[Stored entries]
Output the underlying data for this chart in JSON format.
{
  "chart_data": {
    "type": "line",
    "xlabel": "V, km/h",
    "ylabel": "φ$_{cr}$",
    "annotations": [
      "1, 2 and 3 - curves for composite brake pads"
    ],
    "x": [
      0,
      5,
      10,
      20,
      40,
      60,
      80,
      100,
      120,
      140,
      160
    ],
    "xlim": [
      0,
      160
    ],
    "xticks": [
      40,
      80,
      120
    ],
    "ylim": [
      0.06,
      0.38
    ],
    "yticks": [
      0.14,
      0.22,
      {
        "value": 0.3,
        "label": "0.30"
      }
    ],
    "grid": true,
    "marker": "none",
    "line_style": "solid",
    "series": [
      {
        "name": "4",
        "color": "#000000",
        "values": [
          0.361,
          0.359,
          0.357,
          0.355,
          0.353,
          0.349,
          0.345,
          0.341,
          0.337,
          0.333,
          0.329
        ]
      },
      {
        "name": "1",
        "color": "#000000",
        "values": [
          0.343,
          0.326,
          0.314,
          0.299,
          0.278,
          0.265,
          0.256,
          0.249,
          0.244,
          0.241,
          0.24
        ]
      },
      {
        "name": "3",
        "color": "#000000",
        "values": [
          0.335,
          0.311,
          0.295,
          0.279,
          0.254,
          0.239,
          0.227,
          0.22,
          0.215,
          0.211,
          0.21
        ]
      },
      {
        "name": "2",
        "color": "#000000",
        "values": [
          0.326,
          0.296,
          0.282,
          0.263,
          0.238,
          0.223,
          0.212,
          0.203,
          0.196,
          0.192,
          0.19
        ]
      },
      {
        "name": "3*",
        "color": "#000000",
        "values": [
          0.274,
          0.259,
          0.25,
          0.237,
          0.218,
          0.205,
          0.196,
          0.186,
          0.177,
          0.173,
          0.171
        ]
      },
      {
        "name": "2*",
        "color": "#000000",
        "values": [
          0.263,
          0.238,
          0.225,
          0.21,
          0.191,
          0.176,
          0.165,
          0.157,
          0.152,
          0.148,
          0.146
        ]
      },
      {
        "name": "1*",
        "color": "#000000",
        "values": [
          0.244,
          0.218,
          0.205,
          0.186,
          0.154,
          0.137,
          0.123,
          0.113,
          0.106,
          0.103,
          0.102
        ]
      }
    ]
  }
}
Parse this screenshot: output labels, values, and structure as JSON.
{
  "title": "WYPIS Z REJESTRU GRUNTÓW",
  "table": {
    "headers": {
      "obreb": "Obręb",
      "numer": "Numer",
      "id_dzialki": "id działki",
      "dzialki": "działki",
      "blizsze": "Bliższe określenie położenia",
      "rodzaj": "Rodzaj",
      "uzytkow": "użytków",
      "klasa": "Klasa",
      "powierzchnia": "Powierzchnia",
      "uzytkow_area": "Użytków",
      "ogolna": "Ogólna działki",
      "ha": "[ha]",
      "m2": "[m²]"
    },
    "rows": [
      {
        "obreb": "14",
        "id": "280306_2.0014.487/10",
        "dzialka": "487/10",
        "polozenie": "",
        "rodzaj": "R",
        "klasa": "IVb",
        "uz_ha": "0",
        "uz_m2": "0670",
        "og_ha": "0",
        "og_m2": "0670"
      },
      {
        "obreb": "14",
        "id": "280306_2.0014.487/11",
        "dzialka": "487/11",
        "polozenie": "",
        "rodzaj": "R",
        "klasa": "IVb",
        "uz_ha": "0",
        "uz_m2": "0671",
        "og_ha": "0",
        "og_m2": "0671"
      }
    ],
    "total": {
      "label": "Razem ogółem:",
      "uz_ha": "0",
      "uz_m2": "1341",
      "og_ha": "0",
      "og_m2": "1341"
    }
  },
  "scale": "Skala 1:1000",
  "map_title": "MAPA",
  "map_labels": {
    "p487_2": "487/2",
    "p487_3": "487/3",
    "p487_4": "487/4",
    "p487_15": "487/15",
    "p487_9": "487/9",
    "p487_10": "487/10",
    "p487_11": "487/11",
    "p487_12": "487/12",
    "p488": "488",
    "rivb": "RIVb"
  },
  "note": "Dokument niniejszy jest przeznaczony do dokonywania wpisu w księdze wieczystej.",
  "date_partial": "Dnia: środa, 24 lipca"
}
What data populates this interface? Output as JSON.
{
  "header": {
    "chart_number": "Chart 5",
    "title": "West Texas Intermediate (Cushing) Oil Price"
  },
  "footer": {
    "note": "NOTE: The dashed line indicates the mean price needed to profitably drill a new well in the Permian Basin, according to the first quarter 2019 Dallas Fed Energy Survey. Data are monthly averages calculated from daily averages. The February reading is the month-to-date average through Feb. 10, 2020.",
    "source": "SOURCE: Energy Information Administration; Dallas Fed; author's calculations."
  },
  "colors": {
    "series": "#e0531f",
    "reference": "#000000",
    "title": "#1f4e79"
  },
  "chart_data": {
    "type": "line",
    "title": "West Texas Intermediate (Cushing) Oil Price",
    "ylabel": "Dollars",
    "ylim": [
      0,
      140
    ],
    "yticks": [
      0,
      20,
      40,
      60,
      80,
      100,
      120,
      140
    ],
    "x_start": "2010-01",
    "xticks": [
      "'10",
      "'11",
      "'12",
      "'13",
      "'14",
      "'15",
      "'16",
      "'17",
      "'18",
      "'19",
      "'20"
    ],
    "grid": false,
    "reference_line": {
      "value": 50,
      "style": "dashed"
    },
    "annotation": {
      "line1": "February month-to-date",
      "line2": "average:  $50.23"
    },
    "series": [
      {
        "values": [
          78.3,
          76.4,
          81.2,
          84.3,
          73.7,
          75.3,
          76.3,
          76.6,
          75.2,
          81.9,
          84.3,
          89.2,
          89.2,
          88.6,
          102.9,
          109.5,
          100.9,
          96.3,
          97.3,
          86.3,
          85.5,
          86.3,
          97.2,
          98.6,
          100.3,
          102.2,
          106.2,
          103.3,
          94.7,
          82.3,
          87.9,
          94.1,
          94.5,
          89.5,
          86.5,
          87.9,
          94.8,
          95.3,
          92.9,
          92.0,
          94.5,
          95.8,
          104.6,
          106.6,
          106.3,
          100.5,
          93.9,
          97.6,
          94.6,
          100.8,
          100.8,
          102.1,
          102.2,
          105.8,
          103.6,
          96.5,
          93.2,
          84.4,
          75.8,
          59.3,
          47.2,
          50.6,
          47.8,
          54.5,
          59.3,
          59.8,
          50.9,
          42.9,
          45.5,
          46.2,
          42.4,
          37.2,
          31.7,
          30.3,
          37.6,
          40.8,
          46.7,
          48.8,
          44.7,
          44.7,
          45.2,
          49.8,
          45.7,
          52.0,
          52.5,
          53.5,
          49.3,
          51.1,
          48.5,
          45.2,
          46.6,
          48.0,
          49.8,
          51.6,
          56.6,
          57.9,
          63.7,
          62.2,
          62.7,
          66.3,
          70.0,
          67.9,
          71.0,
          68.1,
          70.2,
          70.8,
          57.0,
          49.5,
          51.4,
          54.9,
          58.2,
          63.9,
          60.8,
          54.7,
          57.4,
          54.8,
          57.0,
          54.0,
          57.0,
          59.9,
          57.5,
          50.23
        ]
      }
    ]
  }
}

_WRITTEN PROBLEM_
Determine how many lines of the data contain the word "this", and reply with that number only.

_FULL SOLUTION_
3